» **WHAT THE TASK REQUIRES**: Search the records below for the word "Sign" and show every line where it occurs.
** start of EXTRACTED RECORDS **
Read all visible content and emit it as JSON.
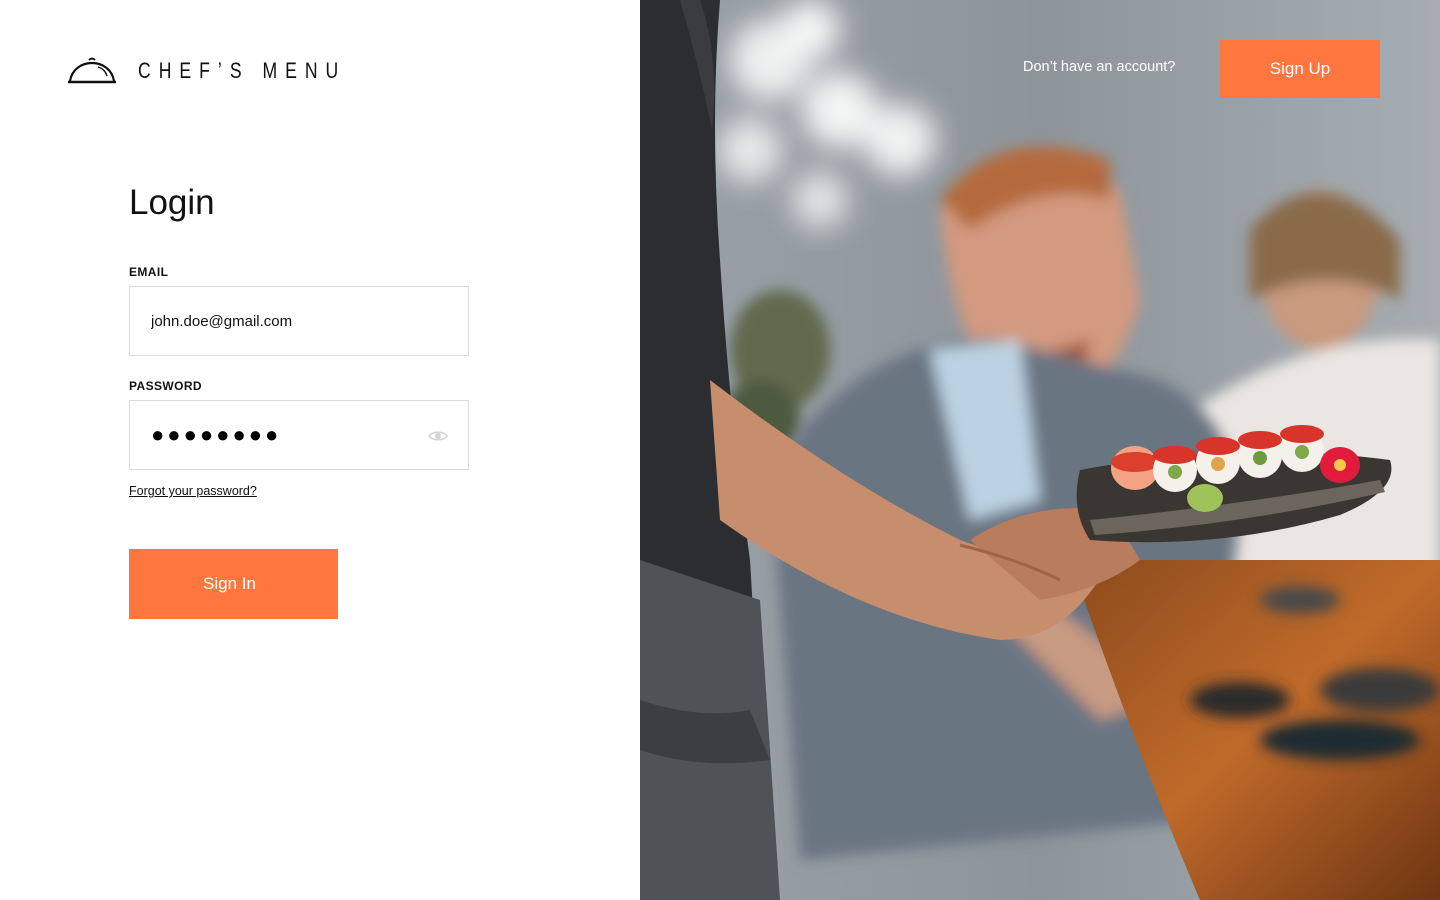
{
  "brand": {
    "name": "CHEF’S MENU",
    "icon": "cloche-icon"
  },
  "login": {
    "title": "Login",
    "email_label": "EMAIL",
    "email_value": "john.doe@gmail.com",
    "password_label": "PASSWORD",
    "password_value": "●●●●●●●●",
    "password_toggle_icon": "eye-icon",
    "forgot_link": "Forgot your password?",
    "signin_label": "Sign In"
  },
  "header_right": {
    "account_prompt": "Don’t have an account?",
    "signup_label": "Sign Up"
  },
  "hero_image": {
    "subject": "restaurant-scene-waiter-serving-sushi-platter"
  },
  "colors": {
    "accent": "#ff763f",
    "text": "#111111",
    "field_border": "#dcdcdc",
    "background": "#ffffff"
  }
}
** end of EXTRACTED RECORDS **
» **RESULT OF THE TASK**:
    "signin_label": "Sign In"
    "signup_label": "Sign Up"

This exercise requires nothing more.